WHAT IS EXPECTED:
Print the data that follows exactly.

— START OF INPUT DATA —

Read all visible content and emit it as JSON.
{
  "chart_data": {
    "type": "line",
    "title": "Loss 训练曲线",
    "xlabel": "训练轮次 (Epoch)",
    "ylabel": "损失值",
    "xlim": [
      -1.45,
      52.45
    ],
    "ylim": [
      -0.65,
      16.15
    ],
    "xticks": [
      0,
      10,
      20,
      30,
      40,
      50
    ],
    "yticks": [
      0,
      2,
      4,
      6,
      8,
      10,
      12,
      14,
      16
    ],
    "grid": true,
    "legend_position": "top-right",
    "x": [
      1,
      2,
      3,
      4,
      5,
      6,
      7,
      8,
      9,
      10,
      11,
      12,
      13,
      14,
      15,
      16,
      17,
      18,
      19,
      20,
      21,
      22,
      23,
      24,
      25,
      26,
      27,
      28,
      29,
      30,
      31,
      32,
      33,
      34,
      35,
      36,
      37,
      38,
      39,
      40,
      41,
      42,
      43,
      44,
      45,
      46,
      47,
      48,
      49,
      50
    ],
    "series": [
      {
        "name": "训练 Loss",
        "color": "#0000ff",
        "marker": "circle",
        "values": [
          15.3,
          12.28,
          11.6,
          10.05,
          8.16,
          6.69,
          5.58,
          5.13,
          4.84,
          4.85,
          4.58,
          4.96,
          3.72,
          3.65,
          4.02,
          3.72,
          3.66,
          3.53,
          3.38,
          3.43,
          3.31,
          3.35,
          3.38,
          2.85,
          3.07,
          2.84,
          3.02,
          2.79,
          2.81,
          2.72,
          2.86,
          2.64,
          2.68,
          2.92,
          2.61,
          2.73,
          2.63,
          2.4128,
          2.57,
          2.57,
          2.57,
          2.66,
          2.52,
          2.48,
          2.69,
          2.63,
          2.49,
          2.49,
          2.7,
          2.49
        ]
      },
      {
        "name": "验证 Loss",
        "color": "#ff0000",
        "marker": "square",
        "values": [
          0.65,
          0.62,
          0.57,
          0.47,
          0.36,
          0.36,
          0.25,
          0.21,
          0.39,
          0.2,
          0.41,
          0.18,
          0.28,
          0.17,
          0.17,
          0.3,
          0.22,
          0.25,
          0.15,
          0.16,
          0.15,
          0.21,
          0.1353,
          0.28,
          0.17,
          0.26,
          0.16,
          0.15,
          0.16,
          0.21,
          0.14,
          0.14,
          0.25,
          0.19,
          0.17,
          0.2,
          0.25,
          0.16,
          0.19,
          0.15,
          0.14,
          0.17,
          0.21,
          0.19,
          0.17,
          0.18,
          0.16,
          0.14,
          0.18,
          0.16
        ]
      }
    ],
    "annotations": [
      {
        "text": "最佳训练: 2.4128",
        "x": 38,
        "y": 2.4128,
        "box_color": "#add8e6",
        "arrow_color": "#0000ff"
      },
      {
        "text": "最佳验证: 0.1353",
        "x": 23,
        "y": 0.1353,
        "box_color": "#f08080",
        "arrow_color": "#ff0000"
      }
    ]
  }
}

— END OF INPUT DATA —

RESPONSE:
Read all visible content and emit it as JSON.
{
  "chart_data": {
    "type": "line",
    "title": "Loss 训练曲线",
    "xlabel": "训练轮次 (Epoch)",
    "ylabel": "损失值",
    "xlim": [
      -1.45,
      52.45
    ],
    "ylim": [
      -0.65,
      16.15
    ],
    "xticks": [
      0,
      10,
      20,
      30,
      40,
      50
    ],
    "yticks": [
      0,
      2,
      4,
      6,
      8,
      10,
      12,
      14,
      16
    ],
    "grid": true,
    "legend_position": "top-right",
    "x": [
      1,
      2,
      3,
      4,
      5,
      6,
      7,
      8,
      9,
      10,
      11,
      12,
      13,
      14,
      15,
      16,
      17,
      18,
      19,
      20,
      21,
      22,
      23,
      24,
      25,
      26,
      27,
      28,
      29,
      30,
      31,
      32,
      33,
      34,
      35,
      36,
      37,
      38,
      39,
      40,
      41,
      42,
      43,
      44,
      45,
      46,
      47,
      48,
      49,
      50
    ],
    "series": [
      {
        "name": "训练 Loss",
        "color": "#0000ff",
        "marker": "circle",
        "values": [
          15.3,
          12.28,
          11.6,
          10.05,
          8.16,
          6.69,
          5.58,
          5.13,
          4.84,
          4.85,
          4.58,
          4.96,
          3.72,
          3.65,
          4.02,
          3.72,
          3.66,
          3.53,
          3.38,
          3.43,
          3.31,
          3.35,
          3.38,
          2.85,
          3.07,
          2.84,
          3.02,
          2.79,
          2.81,
          2.72,
          2.86,
          2.64,
          2.68,
          2.92,
          2.61,
          2.73,
          2.63,
          2.4128,
          2.57,
          2.57,
          2.57,
          2.66,
          2.52,
          2.48,
          2.69,
          2.63,
          2.49,
          2.49,
          2.7,
          2.49
        ]
      },
      {
        "name": "验证 Loss",
        "color": "#ff0000",
        "marker": "square",
        "values": [
          0.65,
          0.62,
          0.57,
          0.47,
          0.36,
          0.36,
          0.25,
          0.21,
          0.39,
          0.2,
          0.41,
          0.18,
          0.28,
          0.17,
          0.17,
          0.3,
          0.22,
          0.25,
          0.15,
          0.16,
          0.15,
          0.21,
          0.1353,
          0.28,
          0.17,
          0.26,
          0.16,
          0.15,
          0.16,
          0.21,
          0.14,
          0.14,
          0.25,
          0.19,
          0.17,
          0.2,
          0.25,
          0.16,
          0.19,
          0.15,
          0.14,
          0.17,
          0.21,
          0.19,
          0.17,
          0.18,
          0.16,
          0.14,
          0.18,
          0.16
        ]
      }
    ],
    "annotations": [
      {
        "text": "最佳训练: 2.4128",
        "x": 38,
        "y": 2.4128,
        "box_color": "#add8e6",
        "arrow_color": "#0000ff"
      },
      {
        "text": "最佳验证: 0.1353",
        "x": 23,
        "y": 0.1353,
        "box_color": "#f08080",
        "arrow_color": "#ff0000"
      }
    ]
  }
}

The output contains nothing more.